▶ **Task brief**: Go through the listing and pick out each line with the word "Carnegie" in it.

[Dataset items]
<<<<

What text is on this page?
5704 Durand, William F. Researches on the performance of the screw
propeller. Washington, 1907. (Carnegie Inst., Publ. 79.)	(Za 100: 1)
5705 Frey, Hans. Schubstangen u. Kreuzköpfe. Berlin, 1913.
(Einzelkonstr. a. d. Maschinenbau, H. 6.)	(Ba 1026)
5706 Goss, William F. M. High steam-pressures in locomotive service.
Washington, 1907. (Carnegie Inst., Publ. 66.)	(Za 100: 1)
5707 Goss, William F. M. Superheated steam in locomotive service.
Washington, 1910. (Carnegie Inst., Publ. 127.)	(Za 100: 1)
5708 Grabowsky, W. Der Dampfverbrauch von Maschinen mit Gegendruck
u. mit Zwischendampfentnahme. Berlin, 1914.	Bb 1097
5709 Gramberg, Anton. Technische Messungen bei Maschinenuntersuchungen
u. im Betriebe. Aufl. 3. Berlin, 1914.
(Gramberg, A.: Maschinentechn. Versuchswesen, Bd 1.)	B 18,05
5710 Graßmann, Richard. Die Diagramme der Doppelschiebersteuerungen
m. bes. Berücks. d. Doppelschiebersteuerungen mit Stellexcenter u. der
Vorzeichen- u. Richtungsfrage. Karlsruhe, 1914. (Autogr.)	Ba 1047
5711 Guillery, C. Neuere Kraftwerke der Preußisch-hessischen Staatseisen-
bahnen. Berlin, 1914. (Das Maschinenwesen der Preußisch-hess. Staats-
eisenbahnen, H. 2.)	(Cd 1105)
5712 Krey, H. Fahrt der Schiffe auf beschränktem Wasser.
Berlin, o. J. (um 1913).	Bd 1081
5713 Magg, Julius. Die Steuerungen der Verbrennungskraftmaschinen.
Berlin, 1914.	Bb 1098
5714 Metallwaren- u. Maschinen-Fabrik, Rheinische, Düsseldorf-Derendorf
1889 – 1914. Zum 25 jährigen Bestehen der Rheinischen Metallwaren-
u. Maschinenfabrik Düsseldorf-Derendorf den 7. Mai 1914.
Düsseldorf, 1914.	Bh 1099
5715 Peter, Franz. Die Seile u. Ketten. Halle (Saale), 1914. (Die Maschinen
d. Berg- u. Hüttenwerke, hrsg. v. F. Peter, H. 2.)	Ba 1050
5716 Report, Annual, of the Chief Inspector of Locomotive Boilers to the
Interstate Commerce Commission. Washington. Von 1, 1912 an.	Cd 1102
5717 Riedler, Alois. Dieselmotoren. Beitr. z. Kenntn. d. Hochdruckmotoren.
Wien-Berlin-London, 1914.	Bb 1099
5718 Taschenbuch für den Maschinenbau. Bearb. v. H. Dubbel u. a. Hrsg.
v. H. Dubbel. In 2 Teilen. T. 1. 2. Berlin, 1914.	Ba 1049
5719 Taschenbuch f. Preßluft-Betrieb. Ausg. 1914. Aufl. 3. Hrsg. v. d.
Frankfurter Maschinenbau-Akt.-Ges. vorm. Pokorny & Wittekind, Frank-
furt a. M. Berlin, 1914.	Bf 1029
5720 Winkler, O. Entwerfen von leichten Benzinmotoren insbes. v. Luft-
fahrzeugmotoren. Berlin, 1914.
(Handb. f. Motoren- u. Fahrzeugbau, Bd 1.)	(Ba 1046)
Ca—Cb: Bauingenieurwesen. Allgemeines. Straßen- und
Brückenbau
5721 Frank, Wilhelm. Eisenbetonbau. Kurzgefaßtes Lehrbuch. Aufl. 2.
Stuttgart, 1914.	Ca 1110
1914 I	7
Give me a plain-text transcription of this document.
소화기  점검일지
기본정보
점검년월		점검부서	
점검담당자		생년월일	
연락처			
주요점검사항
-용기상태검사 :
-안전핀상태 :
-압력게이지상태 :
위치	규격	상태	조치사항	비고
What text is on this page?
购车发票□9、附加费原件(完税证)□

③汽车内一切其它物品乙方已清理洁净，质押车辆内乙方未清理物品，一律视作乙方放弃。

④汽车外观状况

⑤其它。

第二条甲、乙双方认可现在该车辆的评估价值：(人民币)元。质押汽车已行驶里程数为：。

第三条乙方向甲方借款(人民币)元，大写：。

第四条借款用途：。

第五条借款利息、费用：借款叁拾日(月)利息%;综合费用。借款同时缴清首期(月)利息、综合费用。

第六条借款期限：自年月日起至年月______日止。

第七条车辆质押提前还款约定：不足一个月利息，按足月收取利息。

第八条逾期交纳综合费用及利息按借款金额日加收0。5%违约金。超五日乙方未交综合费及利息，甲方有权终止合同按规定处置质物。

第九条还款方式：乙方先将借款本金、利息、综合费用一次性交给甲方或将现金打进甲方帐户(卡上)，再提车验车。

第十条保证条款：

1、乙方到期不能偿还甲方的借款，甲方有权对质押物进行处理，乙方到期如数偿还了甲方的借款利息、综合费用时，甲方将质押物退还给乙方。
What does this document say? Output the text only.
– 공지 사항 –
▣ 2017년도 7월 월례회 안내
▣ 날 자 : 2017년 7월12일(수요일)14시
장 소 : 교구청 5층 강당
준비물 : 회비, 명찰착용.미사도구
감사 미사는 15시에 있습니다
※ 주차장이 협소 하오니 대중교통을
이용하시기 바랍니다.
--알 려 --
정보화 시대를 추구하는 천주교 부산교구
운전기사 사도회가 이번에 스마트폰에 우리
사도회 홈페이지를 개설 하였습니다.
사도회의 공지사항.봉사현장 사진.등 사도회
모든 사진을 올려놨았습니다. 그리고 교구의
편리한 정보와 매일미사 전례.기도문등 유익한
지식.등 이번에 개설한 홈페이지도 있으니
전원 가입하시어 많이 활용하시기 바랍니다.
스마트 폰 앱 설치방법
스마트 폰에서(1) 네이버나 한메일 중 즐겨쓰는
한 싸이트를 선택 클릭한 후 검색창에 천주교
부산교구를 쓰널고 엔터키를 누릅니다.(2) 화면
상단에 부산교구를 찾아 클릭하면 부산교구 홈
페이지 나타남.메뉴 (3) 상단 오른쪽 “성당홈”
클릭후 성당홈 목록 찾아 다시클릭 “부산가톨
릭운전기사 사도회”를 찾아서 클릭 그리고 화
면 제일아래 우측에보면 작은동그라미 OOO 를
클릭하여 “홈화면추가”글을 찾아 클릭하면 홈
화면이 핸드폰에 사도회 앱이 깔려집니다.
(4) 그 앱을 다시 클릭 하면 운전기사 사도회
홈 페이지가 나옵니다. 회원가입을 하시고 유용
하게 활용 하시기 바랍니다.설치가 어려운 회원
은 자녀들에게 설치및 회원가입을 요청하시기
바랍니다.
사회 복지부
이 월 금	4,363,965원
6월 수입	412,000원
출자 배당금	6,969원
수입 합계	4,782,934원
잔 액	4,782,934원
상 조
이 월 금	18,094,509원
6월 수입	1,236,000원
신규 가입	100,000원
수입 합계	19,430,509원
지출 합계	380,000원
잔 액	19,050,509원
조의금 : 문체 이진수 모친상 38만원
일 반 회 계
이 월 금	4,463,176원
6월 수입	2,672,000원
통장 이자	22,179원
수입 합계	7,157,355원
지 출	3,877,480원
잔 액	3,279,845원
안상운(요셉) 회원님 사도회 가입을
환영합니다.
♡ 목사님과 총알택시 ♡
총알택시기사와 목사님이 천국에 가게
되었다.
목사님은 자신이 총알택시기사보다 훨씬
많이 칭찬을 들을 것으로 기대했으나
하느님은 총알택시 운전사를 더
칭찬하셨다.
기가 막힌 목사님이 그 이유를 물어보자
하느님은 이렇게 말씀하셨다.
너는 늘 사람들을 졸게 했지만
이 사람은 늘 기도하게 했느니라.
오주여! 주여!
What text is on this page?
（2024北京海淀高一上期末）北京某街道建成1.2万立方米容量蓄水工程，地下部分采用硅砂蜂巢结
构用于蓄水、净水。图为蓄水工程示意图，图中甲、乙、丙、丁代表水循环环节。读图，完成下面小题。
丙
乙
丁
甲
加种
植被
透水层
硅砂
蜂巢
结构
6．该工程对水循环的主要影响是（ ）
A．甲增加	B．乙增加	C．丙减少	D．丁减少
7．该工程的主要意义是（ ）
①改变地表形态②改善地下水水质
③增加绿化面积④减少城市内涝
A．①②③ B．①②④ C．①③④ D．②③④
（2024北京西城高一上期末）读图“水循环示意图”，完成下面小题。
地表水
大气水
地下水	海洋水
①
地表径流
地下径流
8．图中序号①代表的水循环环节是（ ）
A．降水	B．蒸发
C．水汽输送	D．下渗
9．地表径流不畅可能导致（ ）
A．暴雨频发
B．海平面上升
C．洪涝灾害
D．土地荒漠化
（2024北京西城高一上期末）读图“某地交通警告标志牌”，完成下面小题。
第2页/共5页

>>>>

▶ **Exercise answer**:
propeller. Washington, 1907. (Carnegie Inst., Publ. 79.)	(Za 100: 1)
Washington, 1907. (Carnegie Inst., Publ. 66.)	(Za 100: 1)
Washington, 1910. (Carnegie Inst., Publ. 127.)	(Za 100: 1)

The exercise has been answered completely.